Job: Retype the whole listing below, character for character.
---------- Data provided
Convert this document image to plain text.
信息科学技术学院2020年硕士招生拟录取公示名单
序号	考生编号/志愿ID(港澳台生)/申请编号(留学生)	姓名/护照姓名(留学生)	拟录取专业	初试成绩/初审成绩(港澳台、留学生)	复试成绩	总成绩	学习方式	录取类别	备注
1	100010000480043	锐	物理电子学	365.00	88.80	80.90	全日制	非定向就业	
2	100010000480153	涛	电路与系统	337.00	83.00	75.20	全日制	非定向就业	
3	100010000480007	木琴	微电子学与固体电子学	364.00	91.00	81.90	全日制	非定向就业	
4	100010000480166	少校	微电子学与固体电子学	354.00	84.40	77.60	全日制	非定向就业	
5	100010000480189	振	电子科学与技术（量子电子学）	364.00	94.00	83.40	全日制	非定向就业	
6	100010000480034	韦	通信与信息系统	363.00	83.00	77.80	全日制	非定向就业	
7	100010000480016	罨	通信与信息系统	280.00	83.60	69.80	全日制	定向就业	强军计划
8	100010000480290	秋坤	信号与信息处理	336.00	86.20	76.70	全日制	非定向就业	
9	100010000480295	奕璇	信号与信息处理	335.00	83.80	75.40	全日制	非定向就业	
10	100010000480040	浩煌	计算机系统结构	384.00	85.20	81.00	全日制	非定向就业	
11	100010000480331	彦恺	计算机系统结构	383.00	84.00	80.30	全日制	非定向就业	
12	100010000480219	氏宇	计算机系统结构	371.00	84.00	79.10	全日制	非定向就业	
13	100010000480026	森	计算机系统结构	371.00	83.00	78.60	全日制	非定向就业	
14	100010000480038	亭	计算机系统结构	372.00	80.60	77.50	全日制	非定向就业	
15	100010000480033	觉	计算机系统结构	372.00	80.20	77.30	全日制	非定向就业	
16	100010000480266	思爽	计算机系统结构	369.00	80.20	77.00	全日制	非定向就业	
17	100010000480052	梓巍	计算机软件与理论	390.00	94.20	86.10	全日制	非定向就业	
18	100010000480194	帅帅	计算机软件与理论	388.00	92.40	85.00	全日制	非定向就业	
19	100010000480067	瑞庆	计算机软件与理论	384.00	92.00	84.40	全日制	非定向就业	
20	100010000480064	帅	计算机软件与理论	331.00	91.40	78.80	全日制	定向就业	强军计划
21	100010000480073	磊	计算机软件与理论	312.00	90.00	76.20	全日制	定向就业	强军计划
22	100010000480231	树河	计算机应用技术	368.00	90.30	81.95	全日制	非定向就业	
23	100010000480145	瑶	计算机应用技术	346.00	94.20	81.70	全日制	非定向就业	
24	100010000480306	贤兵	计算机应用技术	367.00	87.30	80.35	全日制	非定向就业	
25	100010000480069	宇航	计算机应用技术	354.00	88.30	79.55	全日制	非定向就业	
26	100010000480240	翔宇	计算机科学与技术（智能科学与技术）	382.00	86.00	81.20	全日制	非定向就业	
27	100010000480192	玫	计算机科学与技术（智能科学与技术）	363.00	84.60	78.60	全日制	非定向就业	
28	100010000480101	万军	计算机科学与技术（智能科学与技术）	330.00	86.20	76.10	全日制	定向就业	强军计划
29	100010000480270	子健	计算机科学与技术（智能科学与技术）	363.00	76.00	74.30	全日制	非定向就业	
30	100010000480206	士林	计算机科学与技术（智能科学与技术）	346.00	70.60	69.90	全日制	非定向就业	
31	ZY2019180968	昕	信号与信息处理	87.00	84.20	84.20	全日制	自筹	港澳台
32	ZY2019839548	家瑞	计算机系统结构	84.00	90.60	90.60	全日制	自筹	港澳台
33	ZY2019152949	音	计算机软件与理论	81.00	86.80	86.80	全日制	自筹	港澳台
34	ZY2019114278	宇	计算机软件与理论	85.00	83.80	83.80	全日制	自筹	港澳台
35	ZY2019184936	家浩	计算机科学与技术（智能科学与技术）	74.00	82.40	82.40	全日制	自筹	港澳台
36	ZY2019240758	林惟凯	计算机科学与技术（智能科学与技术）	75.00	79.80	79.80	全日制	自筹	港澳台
--------------------
Result of this task:
Convert this document image to plain text.
信息科学技术学院2020年硕士招生拟录取公示名单
序号	考生编号/志愿ID(港澳台生)/申请编号(留学生)	姓名/护照姓名(留学生)	拟录取专业	初试成绩/初审成绩(港澳台、留学生)	复试成绩	总成绩	学习方式	录取类别	备注
1	100010000480043	锐	物理电子学	365.00	88.80	80.90	全日制	非定向就业	
2	100010000480153	涛	电路与系统	337.00	83.00	75.20	全日制	非定向就业	
3	100010000480007	木琴	微电子学与固体电子学	364.00	91.00	81.90	全日制	非定向就业	
4	100010000480166	少校	微电子学与固体电子学	354.00	84.40	77.60	全日制	非定向就业	
5	100010000480189	振	电子科学与技术（量子电子学）	364.00	94.00	83.40	全日制	非定向就业	
6	100010000480034	韦	通信与信息系统	363.00	83.00	77.80	全日制	非定向就业	
7	100010000480016	罨	通信与信息系统	280.00	83.60	69.80	全日制	定向就业	强军计划
8	100010000480290	秋坤	信号与信息处理	336.00	86.20	76.70	全日制	非定向就业	
9	100010000480295	奕璇	信号与信息处理	335.00	83.80	75.40	全日制	非定向就业	
10	100010000480040	浩煌	计算机系统结构	384.00	85.20	81.00	全日制	非定向就业	
11	100010000480331	彦恺	计算机系统结构	383.00	84.00	80.30	全日制	非定向就业	
12	100010000480219	氏宇	计算机系统结构	371.00	84.00	79.10	全日制	非定向就业	
13	100010000480026	森	计算机系统结构	371.00	83.00	78.60	全日制	非定向就业	
14	100010000480038	亭	计算机系统结构	372.00	80.60	77.50	全日制	非定向就业	
15	100010000480033	觉	计算机系统结构	372.00	80.20	77.30	全日制	非定向就业	
16	100010000480266	思爽	计算机系统结构	369.00	80.20	77.00	全日制	非定向就业	
17	100010000480052	梓巍	计算机软件与理论	390.00	94.20	86.10	全日制	非定向就业	
18	100010000480194	帅帅	计算机软件与理论	388.00	92.40	85.00	全日制	非定向就业	
19	100010000480067	瑞庆	计算机软件与理论	384.00	92.00	84.40	全日制	非定向就业	
20	100010000480064	帅	计算机软件与理论	331.00	91.40	78.80	全日制	定向就业	强军计划
21	100010000480073	磊	计算机软件与理论	312.00	90.00	76.20	全日制	定向就业	强军计划
22	100010000480231	树河	计算机应用技术	368.00	90.30	81.95	全日制	非定向就业	
23	100010000480145	瑶	计算机应用技术	346.00	94.20	81.70	全日制	非定向就业	
24	100010000480306	贤兵	计算机应用技术	367.00	87.30	80.35	全日制	非定向就业	
25	100010000480069	宇航	计算机应用技术	354.00	88.30	79.55	全日制	非定向就业	
26	100010000480240	翔宇	计算机科学与技术（智能科学与技术）	382.00	86.00	81.20	全日制	非定向就业	
27	100010000480192	玫	计算机科学与技术（智能科学与技术）	363.00	84.60	78.60	全日制	非定向就业	
28	100010000480101	万军	计算机科学与技术（智能科学与技术）	330.00	86.20	76.10	全日制	定向就业	强军计划
29	100010000480270	子健	计算机科学与技术（智能科学与技术）	363.00	76.00	74.30	全日制	非定向就业	
30	100010000480206	士林	计算机科学与技术（智能科学与技术）	346.00	70.60	69.90	全日制	非定向就业	
31	ZY2019180968	昕	信号与信息处理	87.00	84.20	84.20	全日制	自筹	港澳台
32	ZY2019839548	家瑞	计算机系统结构	84.00	90.60	90.60	全日制	自筹	港澳台
33	ZY2019152949	音	计算机软件与理论	81.00	86.80	86.80	全日制	自筹	港澳台
34	ZY2019114278	宇	计算机软件与理论	85.00	83.80	83.80	全日制	自筹	港澳台
35	ZY2019184936	家浩	计算机科学与技术（智能科学与技术）	74.00	82.40	82.40	全日制	自筹	港澳台
36	ZY2019240758	林惟凯	计算机科学与技术（智能科学与技术）	75.00	79.80	79.80	全日制	自筹	港澳台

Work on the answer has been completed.